**WHAT YOU SHOULD DO:** Reproduce every line of the material below, but drop the pictures.

**RECORDS TO USE:**
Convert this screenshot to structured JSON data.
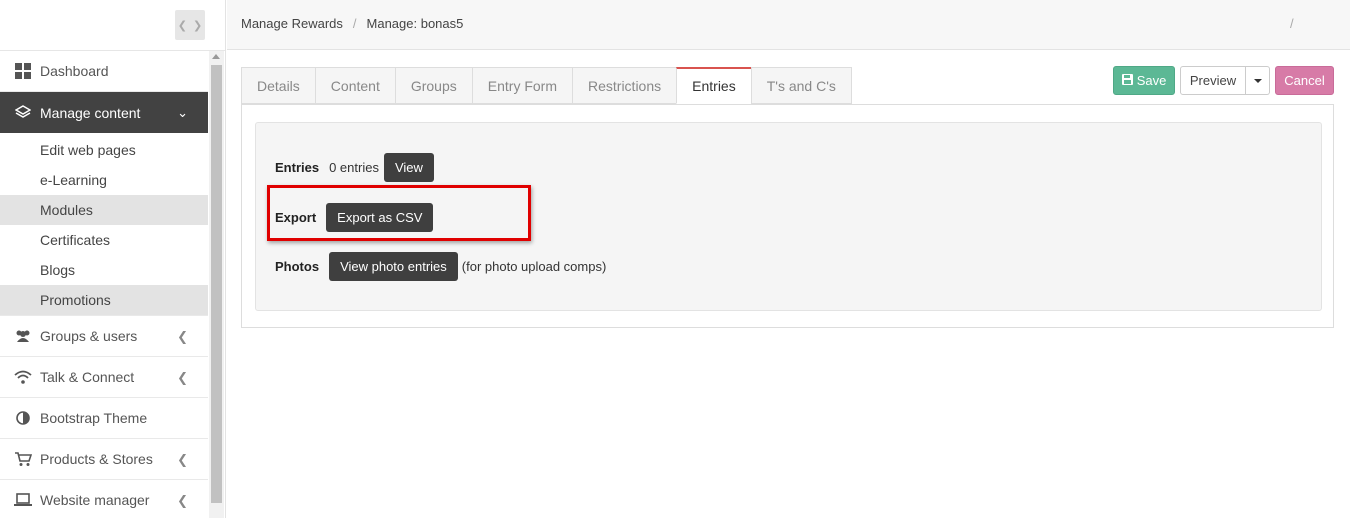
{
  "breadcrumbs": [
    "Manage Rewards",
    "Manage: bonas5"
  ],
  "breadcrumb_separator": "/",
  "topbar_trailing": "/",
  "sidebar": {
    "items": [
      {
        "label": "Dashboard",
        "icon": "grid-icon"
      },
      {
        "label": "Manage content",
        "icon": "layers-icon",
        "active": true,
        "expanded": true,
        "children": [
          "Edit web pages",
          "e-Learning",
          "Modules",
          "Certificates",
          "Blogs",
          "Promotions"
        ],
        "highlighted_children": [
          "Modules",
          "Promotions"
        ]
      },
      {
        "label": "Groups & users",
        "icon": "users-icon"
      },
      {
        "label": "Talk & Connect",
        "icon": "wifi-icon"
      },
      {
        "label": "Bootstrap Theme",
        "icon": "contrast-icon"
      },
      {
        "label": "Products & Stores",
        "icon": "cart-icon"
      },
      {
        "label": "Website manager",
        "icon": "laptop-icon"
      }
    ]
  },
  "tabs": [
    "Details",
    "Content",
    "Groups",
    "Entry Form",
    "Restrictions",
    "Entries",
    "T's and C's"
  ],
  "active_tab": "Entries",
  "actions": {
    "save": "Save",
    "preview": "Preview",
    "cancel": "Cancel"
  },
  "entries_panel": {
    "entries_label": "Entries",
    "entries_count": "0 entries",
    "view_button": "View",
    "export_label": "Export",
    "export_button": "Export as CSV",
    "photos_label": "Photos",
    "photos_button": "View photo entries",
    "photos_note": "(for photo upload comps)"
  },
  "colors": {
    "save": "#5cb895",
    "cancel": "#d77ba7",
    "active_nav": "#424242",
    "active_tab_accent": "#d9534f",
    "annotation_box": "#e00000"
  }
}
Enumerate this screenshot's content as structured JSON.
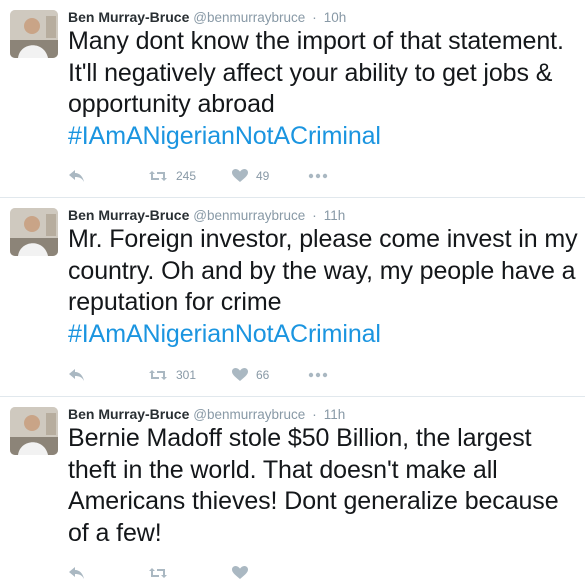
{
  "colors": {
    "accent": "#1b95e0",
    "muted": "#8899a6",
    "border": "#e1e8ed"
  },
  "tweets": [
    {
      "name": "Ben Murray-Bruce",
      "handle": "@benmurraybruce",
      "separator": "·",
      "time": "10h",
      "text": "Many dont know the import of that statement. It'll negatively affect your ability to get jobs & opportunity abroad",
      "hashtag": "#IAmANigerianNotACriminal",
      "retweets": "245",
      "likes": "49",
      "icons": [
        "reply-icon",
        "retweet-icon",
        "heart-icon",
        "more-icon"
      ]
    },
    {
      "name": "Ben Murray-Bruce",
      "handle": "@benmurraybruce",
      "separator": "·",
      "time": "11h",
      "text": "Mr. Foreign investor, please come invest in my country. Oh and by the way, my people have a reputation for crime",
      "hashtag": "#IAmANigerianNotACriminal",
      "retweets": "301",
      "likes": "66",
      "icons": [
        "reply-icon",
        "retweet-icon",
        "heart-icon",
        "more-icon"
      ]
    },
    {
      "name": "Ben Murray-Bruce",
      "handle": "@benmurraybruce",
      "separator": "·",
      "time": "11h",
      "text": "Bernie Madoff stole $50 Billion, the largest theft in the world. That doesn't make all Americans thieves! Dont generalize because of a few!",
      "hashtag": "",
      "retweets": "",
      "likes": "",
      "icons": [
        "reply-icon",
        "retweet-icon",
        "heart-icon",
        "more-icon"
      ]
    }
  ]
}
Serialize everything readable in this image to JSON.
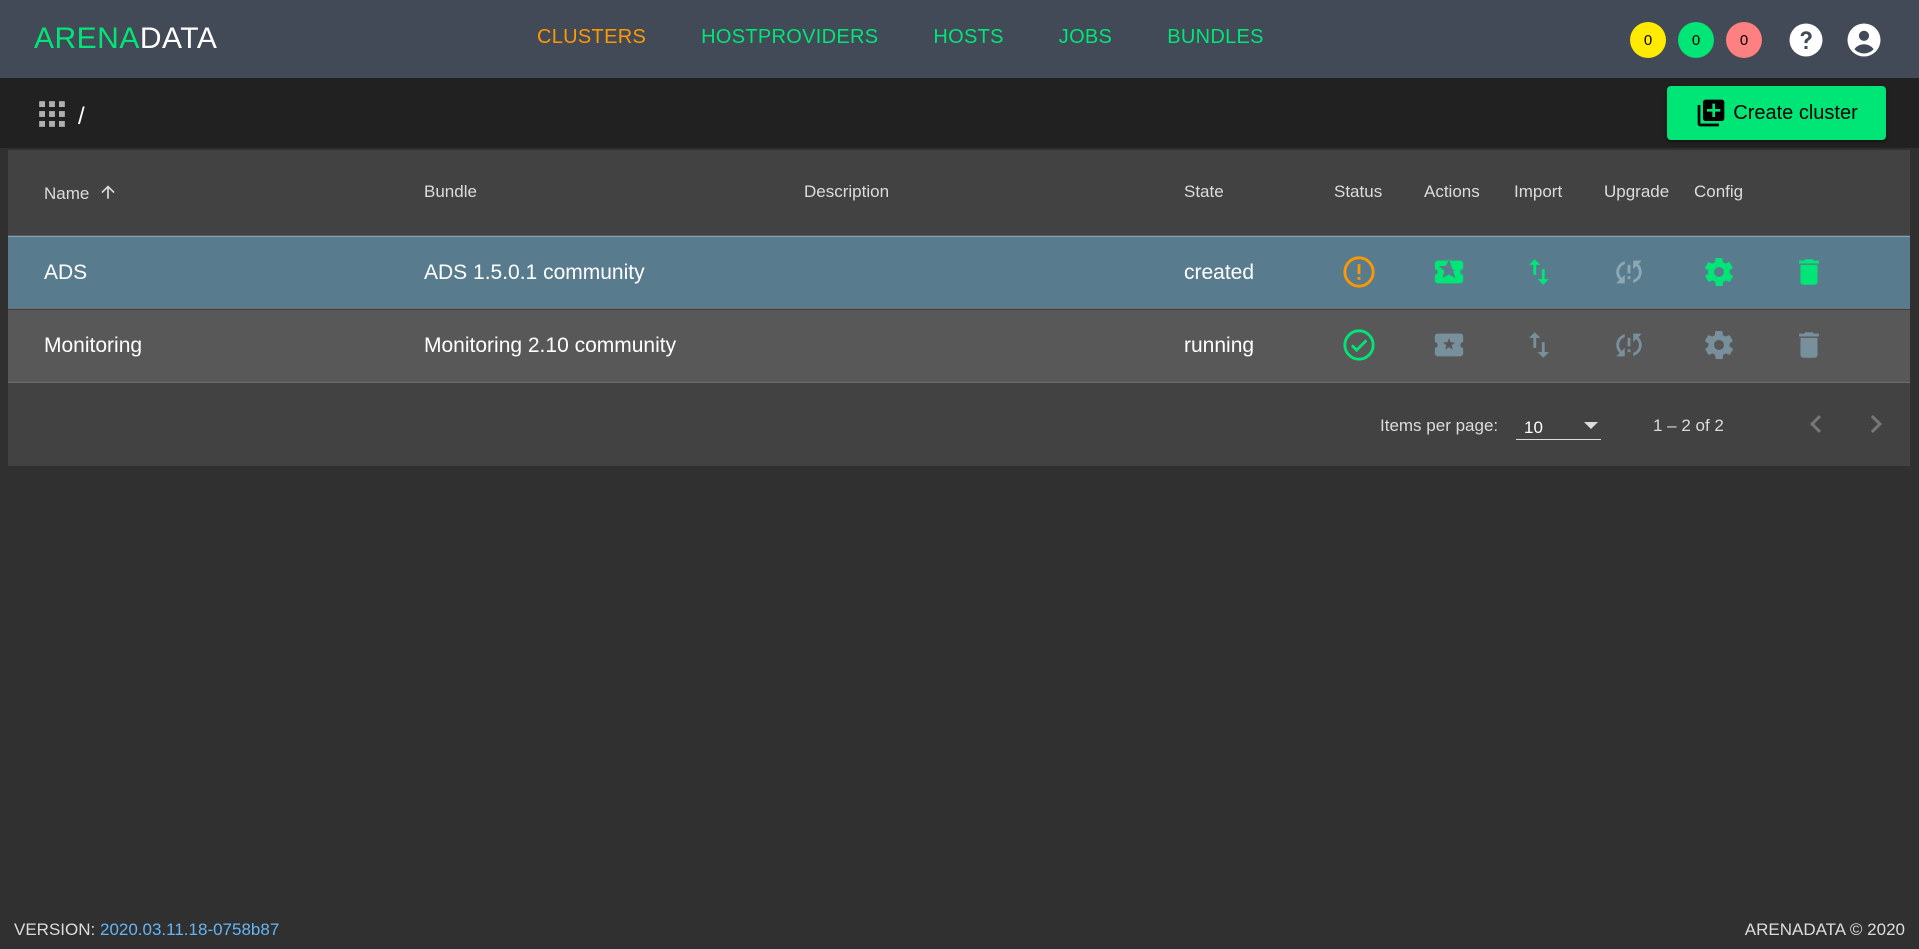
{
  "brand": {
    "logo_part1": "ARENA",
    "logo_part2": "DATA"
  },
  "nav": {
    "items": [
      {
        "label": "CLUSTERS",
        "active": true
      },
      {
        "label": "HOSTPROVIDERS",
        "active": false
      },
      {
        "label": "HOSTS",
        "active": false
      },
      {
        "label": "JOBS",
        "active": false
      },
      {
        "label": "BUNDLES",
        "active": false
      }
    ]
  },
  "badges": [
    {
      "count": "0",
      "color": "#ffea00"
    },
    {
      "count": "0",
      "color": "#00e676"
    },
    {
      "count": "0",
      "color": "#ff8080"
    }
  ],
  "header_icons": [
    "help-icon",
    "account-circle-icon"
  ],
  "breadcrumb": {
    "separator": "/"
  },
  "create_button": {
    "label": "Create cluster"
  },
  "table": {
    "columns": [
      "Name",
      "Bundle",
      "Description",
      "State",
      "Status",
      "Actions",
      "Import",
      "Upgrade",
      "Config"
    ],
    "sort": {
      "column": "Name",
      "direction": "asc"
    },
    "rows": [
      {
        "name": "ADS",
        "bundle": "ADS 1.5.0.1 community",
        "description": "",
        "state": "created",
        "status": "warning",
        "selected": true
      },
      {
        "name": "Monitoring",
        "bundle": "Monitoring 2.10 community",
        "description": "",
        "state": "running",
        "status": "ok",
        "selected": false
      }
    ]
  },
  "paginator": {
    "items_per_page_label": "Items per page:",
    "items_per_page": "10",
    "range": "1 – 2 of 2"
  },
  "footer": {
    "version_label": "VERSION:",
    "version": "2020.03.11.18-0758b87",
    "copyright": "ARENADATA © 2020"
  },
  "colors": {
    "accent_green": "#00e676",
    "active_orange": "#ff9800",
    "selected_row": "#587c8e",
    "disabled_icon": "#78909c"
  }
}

**EXERCISE ANSWER:**
Convert this screenshot to structured JSON data.
{
  "breadcrumbs": [
    "Manage Rewards",
    "Manage: bonas5"
  ],
  "breadcrumb_separator": "/",
  "topbar_trailing": "/",
  "sidebar": {
    "items": [
      {
        "label": "Dashboard",
        "icon": "grid-icon"
      },
      {
        "label": "Manage content",
        "icon": "layers-icon",
        "active": true,
        "expanded": true,
        "children": [
          "Edit web pages",
          "e-Learning",
          "Modules",
          "Certificates",
          "Blogs",
          "Promotions"
        ],
        "highlighted_children": [
          "Modules",
          "Promotions"
        ]
      },
      {
        "label": "Groups & users",
        "icon": "users-icon"
      },
      {
        "label": "Talk & Connect",
        "icon": "wifi-icon"
      },
      {
        "label": "Bootstrap Theme",
        "icon": "contrast-icon"
      },
      {
        "label": "Products & Stores",
        "icon": "cart-icon"
      },
      {
        "label": "Website manager",
        "icon": "laptop-icon"
      }
    ]
  },
  "tabs": [
    "Details",
    "Content",
    "Groups",
    "Entry Form",
    "Restrictions",
    "Entries",
    "T's and C's"
  ],
  "active_tab": "Entries",
  "actions": {
    "save": "Save",
    "preview": "Preview",
    "cancel": "Cancel"
  },
  "entries_panel": {
    "entries_label": "Entries",
    "entries_count": "0 entries",
    "view_button": "View",
    "export_label": "Export",
    "export_button": "Export as CSV",
    "photos_label": "Photos",
    "photos_button": "View photo entries",
    "photos_note": "(for photo upload comps)"
  },
  "colors": {
    "save": "#5cb895",
    "cancel": "#d77ba7",
    "active_nav": "#424242",
    "active_tab_accent": "#d9534f",
    "annotation_box": "#e00000"
  }
}
Enumerate this screenshot's content as structured JSON.
{
  "colors": {
    "accent": "#1b95e0",
    "muted": "#8899a6",
    "border": "#e1e8ed"
  },
  "tweets": [
    {
      "name": "Ben Murray-Bruce",
      "handle": "@benmurraybruce",
      "separator": "·",
      "time": "10h",
      "text": "Many dont know the import of that statement. It'll negatively affect your ability to get jobs & opportunity abroad",
      "hashtag": "#IAmANigerianNotACriminal",
      "retweets": "245",
      "likes": "49",
      "icons": [
        "reply-icon",
        "retweet-icon",
        "heart-icon",
        "more-icon"
      ]
    },
    {
      "name": "Ben Murray-Bruce",
      "handle": "@benmurraybruce",
      "separator": "·",
      "time": "11h",
      "text": "Mr. Foreign investor, please come invest in my country. Oh and by the way, my people have a reputation for crime",
      "hashtag": "#IAmANigerianNotACriminal",
      "retweets": "301",
      "likes": "66",
      "icons": [
        "reply-icon",
        "retweet-icon",
        "heart-icon",
        "more-icon"
      ]
    },
    {
      "name": "Ben Murray-Bruce",
      "handle": "@benmurraybruce",
      "separator": "·",
      "time": "11h",
      "text": "Bernie Madoff stole $50 Billion, the largest theft in the world. That doesn't make all Americans thieves! Dont generalize because of a few!",
      "hashtag": "",
      "retweets": "",
      "likes": "",
      "icons": [
        "reply-icon",
        "retweet-icon",
        "heart-icon",
        "more-icon"
      ]
    }
  ]
}
Serialize everything readable in this image to JSON.
{
  "brand": {
    "logo_part1": "ARENA",
    "logo_part2": "DATA"
  },
  "nav": {
    "items": [
      {
        "label": "CLUSTERS",
        "active": true
      },
      {
        "label": "HOSTPROVIDERS",
        "active": false
      },
      {
        "label": "HOSTS",
        "active": false
      },
      {
        "label": "JOBS",
        "active": false
      },
      {
        "label": "BUNDLES",
        "active": false
      }
    ]
  },
  "badges": [
    {
      "count": "0",
      "color": "#ffea00"
    },
    {
      "count": "0",
      "color": "#00e676"
    },
    {
      "count": "0",
      "color": "#ff8080"
    }
  ],
  "header_icons": [
    "help-icon",
    "account-circle-icon"
  ],
  "breadcrumb": {
    "separator": "/"
  },
  "create_button": {
    "label": "Create cluster"
  },
  "table": {
    "columns": [
      "Name",
      "Bundle",
      "Description",
      "State",
      "Status",
      "Actions",
      "Import",
      "Upgrade",
      "Config"
    ],
    "sort": {
      "column": "Name",
      "direction": "asc"
    },
    "rows": [
      {
        "name": "ADS",
        "bundle": "ADS 1.5.0.1 community",
        "description": "",
        "state": "created",
        "status": "warning",
        "selected": true
      },
      {
        "name": "Monitoring",
        "bundle": "Monitoring 2.10 community",
        "description": "",
        "state": "running",
        "status": "ok",
        "selected": false
      }
    ]
  },
  "paginator": {
    "items_per_page_label": "Items per page:",
    "items_per_page": "10",
    "range": "1 – 2 of 2"
  },
  "footer": {
    "version_label": "VERSION:",
    "version": "2020.03.11.18-0758b87",
    "copyright": "ARENADATA © 2020"
  },
  "colors": {
    "accent_green": "#00e676",
    "active_orange": "#ff9800",
    "selected_row": "#587c8e",
    "disabled_icon": "#78909c"
  }
}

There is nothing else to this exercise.